Find the number of lines containing the string "this" in the data. Answer with the number by itself.
────────────────
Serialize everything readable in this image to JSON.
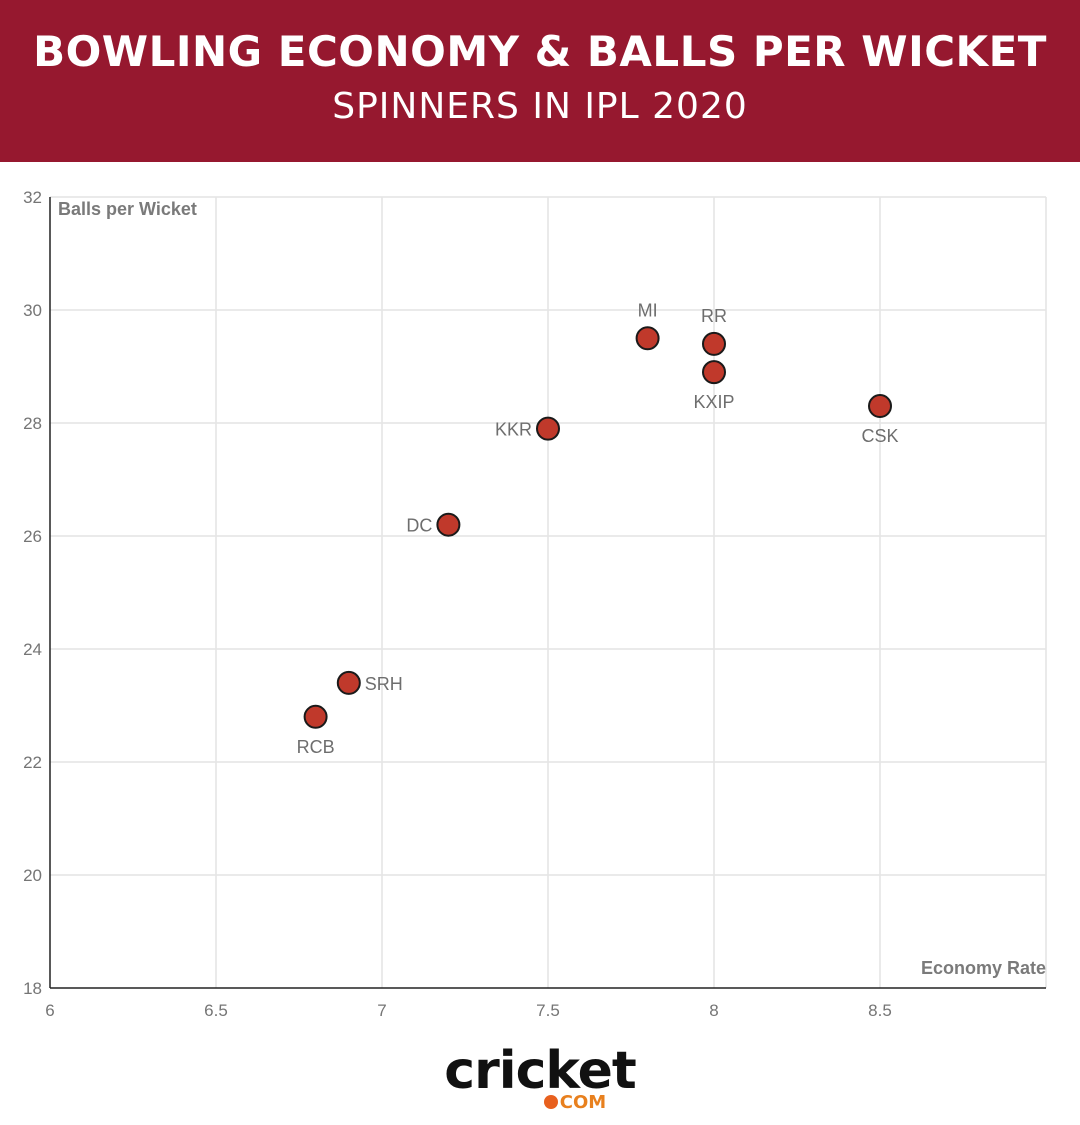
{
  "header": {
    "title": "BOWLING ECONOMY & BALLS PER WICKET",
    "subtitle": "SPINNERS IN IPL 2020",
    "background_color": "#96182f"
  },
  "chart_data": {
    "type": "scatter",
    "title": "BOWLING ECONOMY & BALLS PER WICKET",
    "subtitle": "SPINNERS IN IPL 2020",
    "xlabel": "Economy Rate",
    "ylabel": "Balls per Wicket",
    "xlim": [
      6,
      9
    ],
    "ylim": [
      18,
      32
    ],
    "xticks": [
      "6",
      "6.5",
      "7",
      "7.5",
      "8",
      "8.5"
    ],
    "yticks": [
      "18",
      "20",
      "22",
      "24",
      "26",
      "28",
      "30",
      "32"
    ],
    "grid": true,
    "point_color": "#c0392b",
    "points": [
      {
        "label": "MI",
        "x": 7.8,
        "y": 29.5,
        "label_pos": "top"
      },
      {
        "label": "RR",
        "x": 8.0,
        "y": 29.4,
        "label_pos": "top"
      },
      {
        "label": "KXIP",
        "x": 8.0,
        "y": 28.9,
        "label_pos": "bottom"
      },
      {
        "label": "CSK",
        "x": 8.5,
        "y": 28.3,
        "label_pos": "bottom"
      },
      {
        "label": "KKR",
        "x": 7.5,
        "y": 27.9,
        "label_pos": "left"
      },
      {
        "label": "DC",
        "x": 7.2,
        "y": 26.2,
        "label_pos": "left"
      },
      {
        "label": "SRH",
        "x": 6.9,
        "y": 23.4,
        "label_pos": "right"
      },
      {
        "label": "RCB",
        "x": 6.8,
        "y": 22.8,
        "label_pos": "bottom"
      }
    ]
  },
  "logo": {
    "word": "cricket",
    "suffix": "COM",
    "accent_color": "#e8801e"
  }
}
────────────────
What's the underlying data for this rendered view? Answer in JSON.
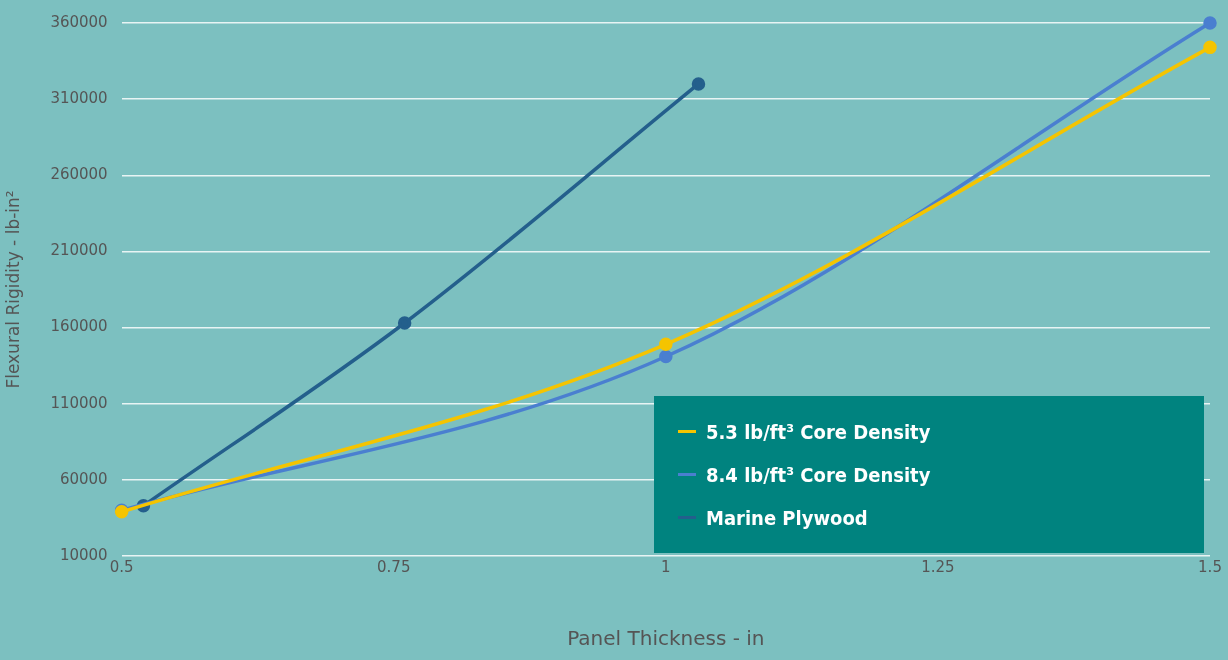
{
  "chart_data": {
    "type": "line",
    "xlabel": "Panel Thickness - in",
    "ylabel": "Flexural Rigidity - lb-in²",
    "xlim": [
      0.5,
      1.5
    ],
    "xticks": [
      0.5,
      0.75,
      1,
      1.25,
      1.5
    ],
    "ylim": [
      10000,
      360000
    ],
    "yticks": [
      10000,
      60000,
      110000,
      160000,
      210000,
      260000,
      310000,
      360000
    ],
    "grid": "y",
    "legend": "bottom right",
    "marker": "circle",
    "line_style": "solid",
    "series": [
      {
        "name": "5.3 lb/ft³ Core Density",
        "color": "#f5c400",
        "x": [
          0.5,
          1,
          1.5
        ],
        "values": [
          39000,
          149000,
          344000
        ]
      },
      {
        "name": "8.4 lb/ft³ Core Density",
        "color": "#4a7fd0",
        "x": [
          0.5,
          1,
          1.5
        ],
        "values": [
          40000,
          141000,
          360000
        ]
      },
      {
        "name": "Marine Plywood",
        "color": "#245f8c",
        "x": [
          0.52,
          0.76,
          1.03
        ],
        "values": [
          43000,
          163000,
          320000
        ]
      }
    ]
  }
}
────────────────
--- RESPONSE ---
2